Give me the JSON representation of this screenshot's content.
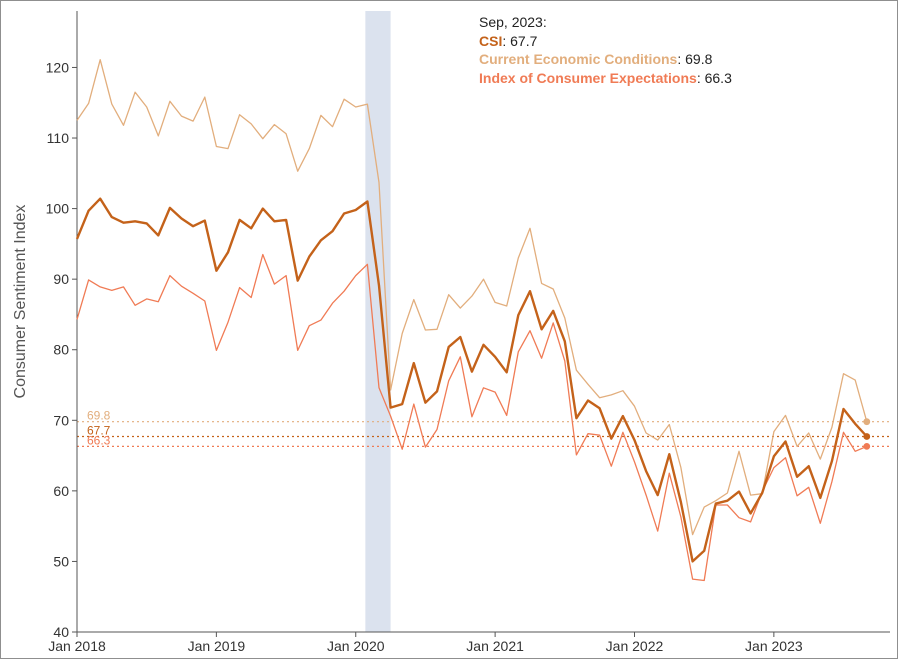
{
  "tooltip": {
    "date": "Sep, 2023:",
    "rows": [
      {
        "name": "CSI",
        "value": "67.7",
        "color": "#c4621a"
      },
      {
        "name": "Current Economic Conditions",
        "value": "69.8",
        "color": "#e2ae7d"
      },
      {
        "name": "Index of Consumer Expectations",
        "value": "66.3",
        "color": "#f07b55"
      }
    ]
  },
  "chart_data": {
    "type": "line",
    "title": "",
    "xlabel": "",
    "ylabel": "Consumer Sentiment Index",
    "ylim": [
      40,
      128
    ],
    "yticks": [
      40,
      50,
      60,
      70,
      80,
      90,
      100,
      110,
      120
    ],
    "xlim": [
      "2018-01",
      "2023-11"
    ],
    "xticks": [
      {
        "label": "Jan 2018",
        "date": "2018-01"
      },
      {
        "label": "Jan 2019",
        "date": "2019-01"
      },
      {
        "label": "Jan 2020",
        "date": "2020-01"
      },
      {
        "label": "Jan 2021",
        "date": "2021-01"
      },
      {
        "label": "Jan 2022",
        "date": "2022-01"
      },
      {
        "label": "Jan 2023",
        "date": "2023-01"
      }
    ],
    "x_start": "2018-01",
    "recession_shading": {
      "start": "2020-02",
      "end": "2020-04",
      "color": "#dbe2ee"
    },
    "end_labels": [
      {
        "label": "69.8",
        "value": 69.8,
        "color": "#e2ae7d"
      },
      {
        "label": "67.7",
        "value": 67.7,
        "color": "#c4621a"
      },
      {
        "label": "66.3",
        "value": 66.3,
        "color": "#f07b55"
      }
    ],
    "series": [
      {
        "name": "CSI",
        "color": "#c4621a",
        "values": [
          95.7,
          99.7,
          101.4,
          98.8,
          98.0,
          98.2,
          97.9,
          96.2,
          100.1,
          98.6,
          97.5,
          98.3,
          91.2,
          93.8,
          98.4,
          97.2,
          100.0,
          98.2,
          98.4,
          89.8,
          93.2,
          95.5,
          96.8,
          99.3,
          99.8,
          101.0,
          89.1,
          71.8,
          72.3,
          78.1,
          72.5,
          74.1,
          80.4,
          81.8,
          76.9,
          80.7,
          79.0,
          76.8,
          84.9,
          88.3,
          82.9,
          85.5,
          81.2,
          70.3,
          72.8,
          71.7,
          67.4,
          70.6,
          67.2,
          62.8,
          59.4,
          65.2,
          58.4,
          50.0,
          51.5,
          58.2,
          58.6,
          59.9,
          56.8,
          59.7,
          64.9,
          67.0,
          62.0,
          63.5,
          59.0,
          64.2,
          71.6,
          69.5,
          67.7
        ]
      },
      {
        "name": "Current Economic Conditions",
        "color": "#e2ae7d",
        "values": [
          112.5,
          114.9,
          121.1,
          114.8,
          111.8,
          116.5,
          114.4,
          110.3,
          115.2,
          113.1,
          112.4,
          115.8,
          108.8,
          108.5,
          113.3,
          112.0,
          109.9,
          111.9,
          110.6,
          105.3,
          108.5,
          113.2,
          111.6,
          115.5,
          114.4,
          114.8,
          103.7,
          74.3,
          82.3,
          87.1,
          82.8,
          82.9,
          87.8,
          85.9,
          87.6,
          90.0,
          86.7,
          86.2,
          93.0,
          97.2,
          89.4,
          88.6,
          84.5,
          77.1,
          75.1,
          73.2,
          73.6,
          74.2,
          72.0,
          68.2,
          67.2,
          69.4,
          63.3,
          53.8,
          57.7,
          58.6,
          59.7,
          65.6,
          59.4,
          59.6,
          68.4,
          70.7,
          66.3,
          68.2,
          64.5,
          69.0,
          76.6,
          75.7,
          69.8
        ]
      },
      {
        "name": "Index of Consumer Expectations",
        "color": "#f07b55",
        "values": [
          84.3,
          89.9,
          88.9,
          88.4,
          88.9,
          86.3,
          87.2,
          86.8,
          90.5,
          89.0,
          88.0,
          86.9,
          79.9,
          83.9,
          88.8,
          87.4,
          93.5,
          89.3,
          90.5,
          79.9,
          83.4,
          84.2,
          86.6,
          88.3,
          90.5,
          92.1,
          74.6,
          70.6,
          65.9,
          72.3,
          66.2,
          68.7,
          75.6,
          79.0,
          70.5,
          74.6,
          74.0,
          70.7,
          79.7,
          82.7,
          78.8,
          83.8,
          78.4,
          65.1,
          68.1,
          67.9,
          63.5,
          68.3,
          64.1,
          59.4,
          54.3,
          62.5,
          56.3,
          47.5,
          47.3,
          58.0,
          58.0,
          56.2,
          55.6,
          59.9,
          63.3,
          64.7,
          59.3,
          60.5,
          55.4,
          61.3,
          68.3,
          65.6,
          66.3
        ]
      }
    ]
  }
}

------------------------------------------------------------------------

What this task involves: Your task is to transcribe all of the records precisely, with no images included.

Solution for this task:
Give me the JSON representation of this screenshot's content.
{
  "tooltip": {
    "date": "Sep, 2023:",
    "rows": [
      {
        "name": "CSI",
        "value": "67.7",
        "color": "#c4621a"
      },
      {
        "name": "Current Economic Conditions",
        "value": "69.8",
        "color": "#e2ae7d"
      },
      {
        "name": "Index of Consumer Expectations",
        "value": "66.3",
        "color": "#f07b55"
      }
    ]
  },
  "chart_data": {
    "type": "line",
    "title": "",
    "xlabel": "",
    "ylabel": "Consumer Sentiment Index",
    "ylim": [
      40,
      128
    ],
    "yticks": [
      40,
      50,
      60,
      70,
      80,
      90,
      100,
      110,
      120
    ],
    "xlim": [
      "2018-01",
      "2023-11"
    ],
    "xticks": [
      {
        "label": "Jan 2018",
        "date": "2018-01"
      },
      {
        "label": "Jan 2019",
        "date": "2019-01"
      },
      {
        "label": "Jan 2020",
        "date": "2020-01"
      },
      {
        "label": "Jan 2021",
        "date": "2021-01"
      },
      {
        "label": "Jan 2022",
        "date": "2022-01"
      },
      {
        "label": "Jan 2023",
        "date": "2023-01"
      }
    ],
    "x_start": "2018-01",
    "recession_shading": {
      "start": "2020-02",
      "end": "2020-04",
      "color": "#dbe2ee"
    },
    "end_labels": [
      {
        "label": "69.8",
        "value": 69.8,
        "color": "#e2ae7d"
      },
      {
        "label": "67.7",
        "value": 67.7,
        "color": "#c4621a"
      },
      {
        "label": "66.3",
        "value": 66.3,
        "color": "#f07b55"
      }
    ],
    "series": [
      {
        "name": "CSI",
        "color": "#c4621a",
        "values": [
          95.7,
          99.7,
          101.4,
          98.8,
          98.0,
          98.2,
          97.9,
          96.2,
          100.1,
          98.6,
          97.5,
          98.3,
          91.2,
          93.8,
          98.4,
          97.2,
          100.0,
          98.2,
          98.4,
          89.8,
          93.2,
          95.5,
          96.8,
          99.3,
          99.8,
          101.0,
          89.1,
          71.8,
          72.3,
          78.1,
          72.5,
          74.1,
          80.4,
          81.8,
          76.9,
          80.7,
          79.0,
          76.8,
          84.9,
          88.3,
          82.9,
          85.5,
          81.2,
          70.3,
          72.8,
          71.7,
          67.4,
          70.6,
          67.2,
          62.8,
          59.4,
          65.2,
          58.4,
          50.0,
          51.5,
          58.2,
          58.6,
          59.9,
          56.8,
          59.7,
          64.9,
          67.0,
          62.0,
          63.5,
          59.0,
          64.2,
          71.6,
          69.5,
          67.7
        ]
      },
      {
        "name": "Current Economic Conditions",
        "color": "#e2ae7d",
        "values": [
          112.5,
          114.9,
          121.1,
          114.8,
          111.8,
          116.5,
          114.4,
          110.3,
          115.2,
          113.1,
          112.4,
          115.8,
          108.8,
          108.5,
          113.3,
          112.0,
          109.9,
          111.9,
          110.6,
          105.3,
          108.5,
          113.2,
          111.6,
          115.5,
          114.4,
          114.8,
          103.7,
          74.3,
          82.3,
          87.1,
          82.8,
          82.9,
          87.8,
          85.9,
          87.6,
          90.0,
          86.7,
          86.2,
          93.0,
          97.2,
          89.4,
          88.6,
          84.5,
          77.1,
          75.1,
          73.2,
          73.6,
          74.2,
          72.0,
          68.2,
          67.2,
          69.4,
          63.3,
          53.8,
          57.7,
          58.6,
          59.7,
          65.6,
          59.4,
          59.6,
          68.4,
          70.7,
          66.3,
          68.2,
          64.5,
          69.0,
          76.6,
          75.7,
          69.8
        ]
      },
      {
        "name": "Index of Consumer Expectations",
        "color": "#f07b55",
        "values": [
          84.3,
          89.9,
          88.9,
          88.4,
          88.9,
          86.3,
          87.2,
          86.8,
          90.5,
          89.0,
          88.0,
          86.9,
          79.9,
          83.9,
          88.8,
          87.4,
          93.5,
          89.3,
          90.5,
          79.9,
          83.4,
          84.2,
          86.6,
          88.3,
          90.5,
          92.1,
          74.6,
          70.6,
          65.9,
          72.3,
          66.2,
          68.7,
          75.6,
          79.0,
          70.5,
          74.6,
          74.0,
          70.7,
          79.7,
          82.7,
          78.8,
          83.8,
          78.4,
          65.1,
          68.1,
          67.9,
          63.5,
          68.3,
          64.1,
          59.4,
          54.3,
          62.5,
          56.3,
          47.5,
          47.3,
          58.0,
          58.0,
          56.2,
          55.6,
          59.9,
          63.3,
          64.7,
          59.3,
          60.5,
          55.4,
          61.3,
          68.3,
          65.6,
          66.3
        ]
      }
    ]
  }
}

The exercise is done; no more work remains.